[THE TASK] All records are to be retyped faithfully and completely.

__________

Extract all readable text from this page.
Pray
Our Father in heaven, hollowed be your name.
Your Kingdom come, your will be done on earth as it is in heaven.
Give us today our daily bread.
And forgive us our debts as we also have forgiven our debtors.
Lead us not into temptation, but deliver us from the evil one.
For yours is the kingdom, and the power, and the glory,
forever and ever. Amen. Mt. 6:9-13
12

__________

[ANSWER IN FULL]
Extract all readable text from this page.
Pray
Our Father in heaven, hollowed be your name.
Your Kingdom come, your will be done on earth as it is in heaven.
Give us today our daily bread.
And forgive us our debts as we also have forgiven our debtors.
Lead us not into temptation, but deliver us from the evil one.
For yours is the kingdom, and the power, and the glory,
forever and ever. Amen. Mt. 6:9-13
12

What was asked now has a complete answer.